-- Stored data --
* * *
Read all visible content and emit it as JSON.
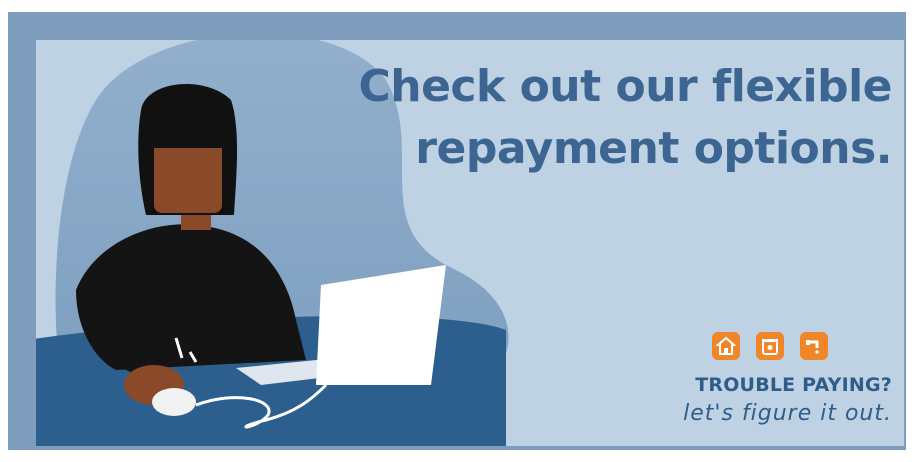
{
  "ad": {
    "headline_line1": "Check out our flexible",
    "headline_line2": "repayment options.",
    "tagline_title": "TROUBLE PAYING?",
    "tagline_sub": "let's figure it out."
  },
  "icons": [
    "house-icon",
    "trash-can-icon",
    "faucet-icon"
  ],
  "colors": {
    "frame": "#7e9dbd",
    "panel": "#bfd2e3",
    "blob": "#8cabcb",
    "desk": "#2c5f8e",
    "headline": "#3c6592",
    "icon_bg": "#f0862a",
    "skin": "#8a4a2a",
    "hair": "#111111"
  }
}
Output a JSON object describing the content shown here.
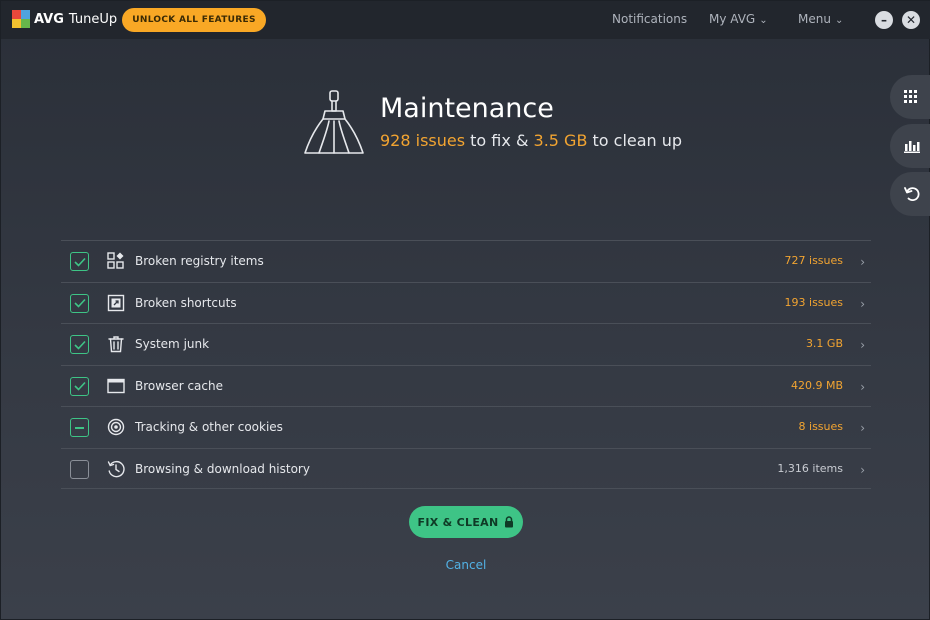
{
  "app": {
    "brand": "AVG",
    "product": "TuneUp",
    "unlock_label": "UNLOCK ALL FEATURES"
  },
  "nav": {
    "notifications": "Notifications",
    "my_avg": "My AVG",
    "menu": "Menu"
  },
  "header": {
    "title": "Maintenance",
    "issues_count": "928 issues",
    "mid_text": "to fix &",
    "size": "3.5 GB",
    "end_text": "to clean up"
  },
  "items": [
    {
      "label": "Broken registry items",
      "value": "727 issues",
      "state": "checked",
      "icon": "registry-icon",
      "value_style": "accent"
    },
    {
      "label": "Broken shortcuts",
      "value": "193 issues",
      "state": "checked",
      "icon": "shortcut-icon",
      "value_style": "accent"
    },
    {
      "label": "System junk",
      "value": "3.1 GB",
      "state": "checked",
      "icon": "trash-icon",
      "value_style": "accent"
    },
    {
      "label": "Browser cache",
      "value": "420.9 MB",
      "state": "checked",
      "icon": "browser-window-icon",
      "value_style": "accent"
    },
    {
      "label": "Tracking & other cookies",
      "value": "8 issues",
      "state": "partial",
      "icon": "target-icon",
      "value_style": "accent"
    },
    {
      "label": "Browsing & download history",
      "value": "1,316 items",
      "state": "unchecked",
      "icon": "history-icon",
      "value_style": "neutral"
    }
  ],
  "actions": {
    "fix_label": "FIX & CLEAN",
    "cancel_label": "Cancel"
  },
  "colors": {
    "accent": "#f2a431",
    "primary_green": "#3ec486",
    "unlock_orange": "#f9a825",
    "link_blue": "#52b2e6"
  }
}
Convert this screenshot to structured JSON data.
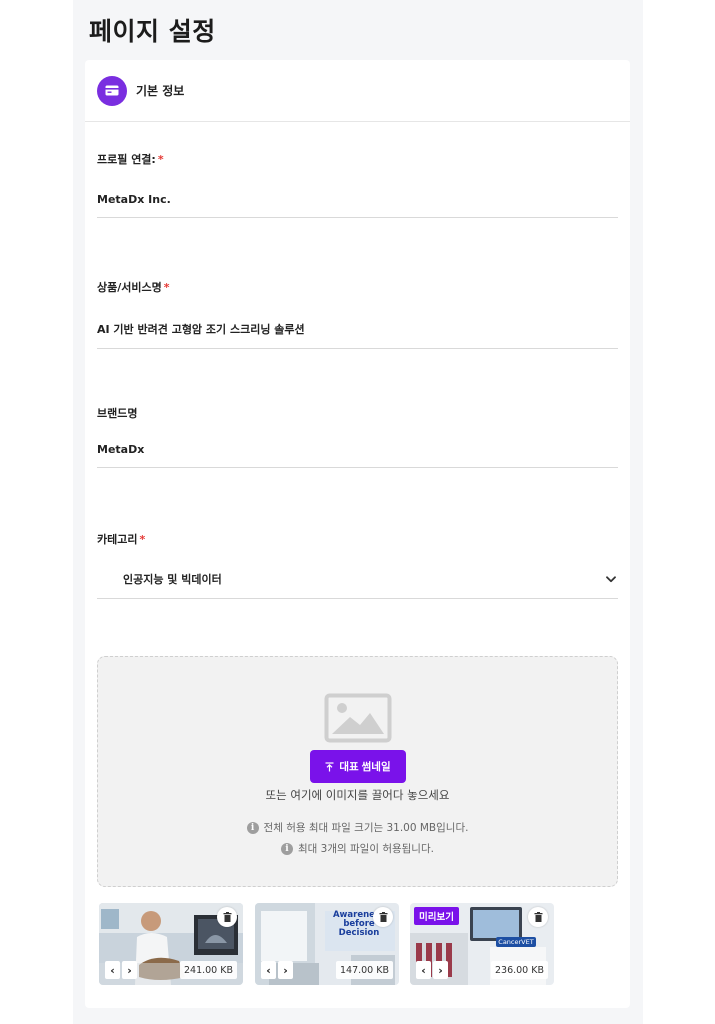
{
  "page": {
    "title": "페이지 설정"
  },
  "section": {
    "title": "기본 정보",
    "icon": "card-icon"
  },
  "fields": {
    "profile": {
      "label": "프로필 연결:",
      "required_mark": "*",
      "value": "MetaDx Inc."
    },
    "product": {
      "label": "상품/서비스명",
      "required_mark": "*",
      "value": "AI 기반 반려견 고형암 조기 스크리닝 솔루션"
    },
    "brand": {
      "label": "브랜드명",
      "value": "MetaDx"
    },
    "category": {
      "label": "카테고리",
      "required_mark": "*",
      "value": "인공지능 및 빅데이터",
      "icon": "chevron-down-icon"
    }
  },
  "upload": {
    "button_label": "대표 썸네일",
    "hint": "또는 여기에 이미지를 끌어다 놓으세요",
    "info_max_size": "전체 허용 최대 파일 크기는 31.00 MB입니다.",
    "info_max_count": "최대 3개의 파일이 허용됩니다.",
    "info_icon": "i"
  },
  "thumbnails": [
    {
      "size": "241.00 KB",
      "content": "veterinarian-ultrasound-photo"
    },
    {
      "size": "147.00 KB",
      "content": "clinic-room-photo",
      "overlay_text": [
        "Awareness",
        "before",
        "Decision"
      ]
    },
    {
      "size": "236.00 KB",
      "content": "lab-equipment-photo",
      "badge": "미리보기",
      "screen_label": "CancerVET"
    }
  ],
  "nav_arrows": {
    "prev": "‹",
    "next": "›"
  },
  "colors": {
    "accent": "#7a12ea",
    "required": "#e53935",
    "page_bg": "#f5f6f8"
  }
}
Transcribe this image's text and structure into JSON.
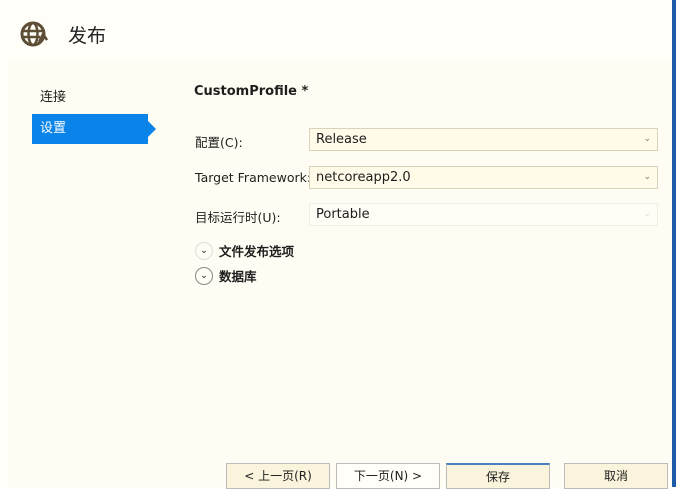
{
  "header": {
    "title": "发布",
    "icon": "globe-publish-icon"
  },
  "sidebar": {
    "items": [
      {
        "label": "连接"
      },
      {
        "label": "设置",
        "active": true
      }
    ]
  },
  "main": {
    "profile_name": "CustomProfile *",
    "fields": [
      {
        "label": "配置(C):",
        "value": "Release"
      },
      {
        "label": "Target Framework:",
        "value": "netcoreapp2.0"
      },
      {
        "label": "目标运行时(U):",
        "value": "Portable",
        "disabled": true
      }
    ],
    "expanders": [
      {
        "label": "文件发布选项"
      },
      {
        "label": "数据库"
      }
    ]
  },
  "footer": {
    "buttons": [
      "< 上一页(R)",
      "下一页(N) >",
      "保存",
      "取消"
    ]
  },
  "colors": {
    "accent": "#0a84e8",
    "background": "#fffdf3"
  }
}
* * *
-- Work instructions --
Give every record again exactly, apart from the pictures, which stay out.

-- Output for this task --
Read all visible content and emit it as JSON.
{
  "ad": {
    "headline_line1": "Check out our flexible",
    "headline_line2": "repayment options.",
    "tagline_title": "TROUBLE PAYING?",
    "tagline_sub": "let's figure it out."
  },
  "icons": [
    "house-icon",
    "trash-can-icon",
    "faucet-icon"
  ],
  "colors": {
    "frame": "#7e9dbd",
    "panel": "#bfd2e3",
    "blob": "#8cabcb",
    "desk": "#2c5f8e",
    "headline": "#3c6592",
    "icon_bg": "#f0862a",
    "skin": "#8a4a2a",
    "hair": "#111111"
  }
}
Output a JSON object describing the content shown here.
{
  "app": {
    "brand": "AVG",
    "product": "TuneUp",
    "unlock_label": "UNLOCK ALL FEATURES"
  },
  "nav": {
    "notifications": "Notifications",
    "my_avg": "My AVG",
    "menu": "Menu"
  },
  "header": {
    "title": "Maintenance",
    "issues_count": "928 issues",
    "mid_text": "to fix &",
    "size": "3.5 GB",
    "end_text": "to clean up"
  },
  "items": [
    {
      "label": "Broken registry items",
      "value": "727 issues",
      "state": "checked",
      "icon": "registry-icon",
      "value_style": "accent"
    },
    {
      "label": "Broken shortcuts",
      "value": "193 issues",
      "state": "checked",
      "icon": "shortcut-icon",
      "value_style": "accent"
    },
    {
      "label": "System junk",
      "value": "3.1 GB",
      "state": "checked",
      "icon": "trash-icon",
      "value_style": "accent"
    },
    {
      "label": "Browser cache",
      "value": "420.9 MB",
      "state": "checked",
      "icon": "browser-window-icon",
      "value_style": "accent"
    },
    {
      "label": "Tracking & other cookies",
      "value": "8 issues",
      "state": "partial",
      "icon": "target-icon",
      "value_style": "accent"
    },
    {
      "label": "Browsing & download history",
      "value": "1,316 items",
      "state": "unchecked",
      "icon": "history-icon",
      "value_style": "neutral"
    }
  ],
  "actions": {
    "fix_label": "FIX & CLEAN",
    "cancel_label": "Cancel"
  },
  "colors": {
    "accent": "#f2a431",
    "primary_green": "#3ec486",
    "unlock_orange": "#f9a825",
    "link_blue": "#52b2e6"
  }
}
Convert this screenshot to structured JSON data.
{
  "page": {
    "title": "페이지 설정"
  },
  "section": {
    "title": "기본 정보",
    "icon": "card-icon"
  },
  "fields": {
    "profile": {
      "label": "프로필 연결:",
      "required_mark": "*",
      "value": "MetaDx Inc."
    },
    "product": {
      "label": "상품/서비스명",
      "required_mark": "*",
      "value": "AI 기반 반려견 고형암 조기 스크리닝 솔루션"
    },
    "brand": {
      "label": "브랜드명",
      "value": "MetaDx"
    },
    "category": {
      "label": "카테고리",
      "required_mark": "*",
      "value": "인공지능 및 빅데이터",
      "icon": "chevron-down-icon"
    }
  },
  "upload": {
    "button_label": "대표 썸네일",
    "hint": "또는 여기에 이미지를 끌어다 놓으세요",
    "info_max_size": "전체 허용 최대 파일 크기는 31.00 MB입니다.",
    "info_max_count": "최대 3개의 파일이 허용됩니다.",
    "info_icon": "i"
  },
  "thumbnails": [
    {
      "size": "241.00 KB",
      "content": "veterinarian-ultrasound-photo"
    },
    {
      "size": "147.00 KB",
      "content": "clinic-room-photo",
      "overlay_text": [
        "Awareness",
        "before",
        "Decision"
      ]
    },
    {
      "size": "236.00 KB",
      "content": "lab-equipment-photo",
      "badge": "미리보기",
      "screen_label": "CancerVET"
    }
  ],
  "nav_arrows": {
    "prev": "‹",
    "next": "›"
  },
  "colors": {
    "accent": "#7a12ea",
    "required": "#e53935",
    "page_bg": "#f5f6f8"
  }
}
Transcribe this image's text and structure into JSON.
{
  "header": {
    "title": "发布",
    "icon": "globe-publish-icon"
  },
  "sidebar": {
    "items": [
      {
        "label": "连接"
      },
      {
        "label": "设置",
        "active": true
      }
    ]
  },
  "main": {
    "profile_name": "CustomProfile *",
    "fields": [
      {
        "label": "配置(C):",
        "value": "Release"
      },
      {
        "label": "Target Framework:",
        "value": "netcoreapp2.0"
      },
      {
        "label": "目标运行时(U):",
        "value": "Portable",
        "disabled": true
      }
    ],
    "expanders": [
      {
        "label": "文件发布选项"
      },
      {
        "label": "数据库"
      }
    ]
  },
  "footer": {
    "buttons": [
      "< 上一页(R)",
      "下一页(N) >",
      "保存",
      "取消"
    ]
  },
  "colors": {
    "accent": "#0a84e8",
    "background": "#fffdf3"
  }
}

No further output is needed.